▶ [WHAT YOU HAVE TO DO]
Each line below should be quoted exactly, please.

>> Begin STORED ROWS

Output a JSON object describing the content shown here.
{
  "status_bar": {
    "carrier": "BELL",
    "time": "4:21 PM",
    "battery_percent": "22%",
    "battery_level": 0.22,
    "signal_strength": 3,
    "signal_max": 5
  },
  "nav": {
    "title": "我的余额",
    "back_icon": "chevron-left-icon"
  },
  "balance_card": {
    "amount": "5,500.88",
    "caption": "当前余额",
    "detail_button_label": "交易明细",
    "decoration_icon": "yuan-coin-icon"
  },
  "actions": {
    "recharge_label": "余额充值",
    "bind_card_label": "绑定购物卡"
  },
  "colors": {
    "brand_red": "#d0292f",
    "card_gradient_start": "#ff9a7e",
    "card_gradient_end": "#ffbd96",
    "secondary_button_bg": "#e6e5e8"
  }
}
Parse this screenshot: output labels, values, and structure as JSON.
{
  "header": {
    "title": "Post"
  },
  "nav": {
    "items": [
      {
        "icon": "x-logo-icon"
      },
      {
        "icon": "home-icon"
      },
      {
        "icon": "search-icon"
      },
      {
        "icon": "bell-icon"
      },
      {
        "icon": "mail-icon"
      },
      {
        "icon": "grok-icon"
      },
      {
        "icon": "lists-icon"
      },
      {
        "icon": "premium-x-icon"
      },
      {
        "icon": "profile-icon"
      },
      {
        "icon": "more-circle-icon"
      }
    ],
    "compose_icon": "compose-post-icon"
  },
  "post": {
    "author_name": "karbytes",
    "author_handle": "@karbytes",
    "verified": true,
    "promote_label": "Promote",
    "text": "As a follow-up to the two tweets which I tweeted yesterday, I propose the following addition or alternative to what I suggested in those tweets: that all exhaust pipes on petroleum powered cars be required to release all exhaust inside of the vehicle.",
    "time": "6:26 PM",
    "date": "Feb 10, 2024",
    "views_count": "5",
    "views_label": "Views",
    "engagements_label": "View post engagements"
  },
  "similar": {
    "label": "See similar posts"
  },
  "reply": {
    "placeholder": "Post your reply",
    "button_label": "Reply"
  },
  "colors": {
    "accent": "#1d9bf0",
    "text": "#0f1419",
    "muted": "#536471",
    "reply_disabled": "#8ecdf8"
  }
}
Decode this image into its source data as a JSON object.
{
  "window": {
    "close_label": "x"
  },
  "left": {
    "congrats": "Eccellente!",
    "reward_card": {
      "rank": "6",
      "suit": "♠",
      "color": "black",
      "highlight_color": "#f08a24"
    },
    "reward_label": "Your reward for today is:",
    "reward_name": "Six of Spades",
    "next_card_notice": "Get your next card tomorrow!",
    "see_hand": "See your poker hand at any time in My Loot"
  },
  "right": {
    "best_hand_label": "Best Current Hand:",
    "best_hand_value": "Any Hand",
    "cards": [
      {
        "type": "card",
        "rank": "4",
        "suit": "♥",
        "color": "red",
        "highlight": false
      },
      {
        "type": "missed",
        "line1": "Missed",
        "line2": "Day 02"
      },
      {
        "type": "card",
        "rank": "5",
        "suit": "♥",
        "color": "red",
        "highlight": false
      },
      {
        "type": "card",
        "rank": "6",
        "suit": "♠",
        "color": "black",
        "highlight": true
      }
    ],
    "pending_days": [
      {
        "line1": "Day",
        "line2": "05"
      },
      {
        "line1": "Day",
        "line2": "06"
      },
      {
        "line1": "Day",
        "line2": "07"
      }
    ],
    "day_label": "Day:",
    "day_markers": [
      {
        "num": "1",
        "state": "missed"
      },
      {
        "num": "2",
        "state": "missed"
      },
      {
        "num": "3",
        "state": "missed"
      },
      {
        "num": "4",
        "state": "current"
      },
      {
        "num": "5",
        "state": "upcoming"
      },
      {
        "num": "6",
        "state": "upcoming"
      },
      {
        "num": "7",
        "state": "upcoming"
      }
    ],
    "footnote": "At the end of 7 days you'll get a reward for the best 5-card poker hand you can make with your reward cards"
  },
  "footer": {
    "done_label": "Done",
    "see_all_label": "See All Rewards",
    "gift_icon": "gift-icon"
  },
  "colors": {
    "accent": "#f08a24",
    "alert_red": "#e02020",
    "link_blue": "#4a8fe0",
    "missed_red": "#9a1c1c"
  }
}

>> End STORED ROWS

▶ [OUTPUT]
Output a JSON object describing the content shown here.
{
  "status_bar": {
    "carrier": "BELL",
    "time": "4:21 PM",
    "battery_percent": "22%",
    "battery_level": 0.22,
    "signal_strength": 3,
    "signal_max": 5
  },
  "nav": {
    "title": "我的余额",
    "back_icon": "chevron-left-icon"
  },
  "balance_card": {
    "amount": "5,500.88",
    "caption": "当前余额",
    "detail_button_label": "交易明细",
    "decoration_icon": "yuan-coin-icon"
  },
  "actions": {
    "recharge_label": "余额充值",
    "bind_card_label": "绑定购物卡"
  },
  "colors": {
    "brand_red": "#d0292f",
    "card_gradient_start": "#ff9a7e",
    "card_gradient_end": "#ffbd96",
    "secondary_button_bg": "#e6e5e8"
  }
}
Parse this screenshot: output labels, values, and structure as JSON.
{
  "header": {
    "title": "Post"
  },
  "nav": {
    "items": [
      {
        "icon": "x-logo-icon"
      },
      {
        "icon": "home-icon"
      },
      {
        "icon": "search-icon"
      },
      {
        "icon": "bell-icon"
      },
      {
        "icon": "mail-icon"
      },
      {
        "icon": "grok-icon"
      },
      {
        "icon": "lists-icon"
      },
      {
        "icon": "premium-x-icon"
      },
      {
        "icon": "profile-icon"
      },
      {
        "icon": "more-circle-icon"
      }
    ],
    "compose_icon": "compose-post-icon"
  },
  "post": {
    "author_name": "karbytes",
    "author_handle": "@karbytes",
    "verified": true,
    "promote_label": "Promote",
    "text": "As a follow-up to the two tweets which I tweeted yesterday, I propose the following addition or alternative to what I suggested in those tweets: that all exhaust pipes on petroleum powered cars be required to release all exhaust inside of the vehicle.",
    "time": "6:26 PM",
    "date": "Feb 10, 2024",
    "views_count": "5",
    "views_label": "Views",
    "engagements_label": "View post engagements"
  },
  "similar": {
    "label": "See similar posts"
  },
  "reply": {
    "placeholder": "Post your reply",
    "button_label": "Reply"
  },
  "colors": {
    "accent": "#1d9bf0",
    "text": "#0f1419",
    "muted": "#536471",
    "reply_disabled": "#8ecdf8"
  }
}
Decode this image into its source data as a JSON object.
{
  "window": {
    "close_label": "x"
  },
  "left": {
    "congrats": "Eccellente!",
    "reward_card": {
      "rank": "6",
      "suit": "♠",
      "color": "black",
      "highlight_color": "#f08a24"
    },
    "reward_label": "Your reward for today is:",
    "reward_name": "Six of Spades",
    "next_card_notice": "Get your next card tomorrow!",
    "see_hand": "See your poker hand at any time in My Loot"
  },
  "right": {
    "best_hand_label": "Best Current Hand:",
    "best_hand_value": "Any Hand",
    "cards": [
      {
        "type": "card",
        "rank": "4",
        "suit": "♥",
        "color": "red",
        "highlight": false
      },
      {
        "type": "missed",
        "line1": "Missed",
        "line2": "Day 02"
      },
      {
        "type": "card",
        "rank": "5",
        "suit": "♥",
        "color": "red",
        "highlight": false
      },
      {
        "type": "card",
        "rank": "6",
        "suit": "♠",
        "color": "black",
        "highlight": true
      }
    ],
    "pending_days": [
      {
        "line1": "Day",
        "line2": "05"
      },
      {
        "line1": "Day",
        "line2": "06"
      },
      {
        "line1": "Day",
        "line2": "07"
      }
    ],
    "day_label": "Day:",
    "day_markers": [
      {
        "num": "1",
        "state": "missed"
      },
      {
        "num": "2",
        "state": "missed"
      },
      {
        "num": "3",
        "state": "missed"
      },
      {
        "num": "4",
        "state": "current"
      },
      {
        "num": "5",
        "state": "upcoming"
      },
      {
        "num": "6",
        "state": "upcoming"
      },
      {
        "num": "7",
        "state": "upcoming"
      }
    ],
    "footnote": "At the end of 7 days you'll get a reward for the best 5-card poker hand you can make with your reward cards"
  },
  "footer": {
    "done_label": "Done",
    "see_all_label": "See All Rewards",
    "gift_icon": "gift-icon"
  },
  "colors": {
    "accent": "#f08a24",
    "alert_red": "#e02020",
    "link_blue": "#4a8fe0",
    "missed_red": "#9a1c1c"
  }
}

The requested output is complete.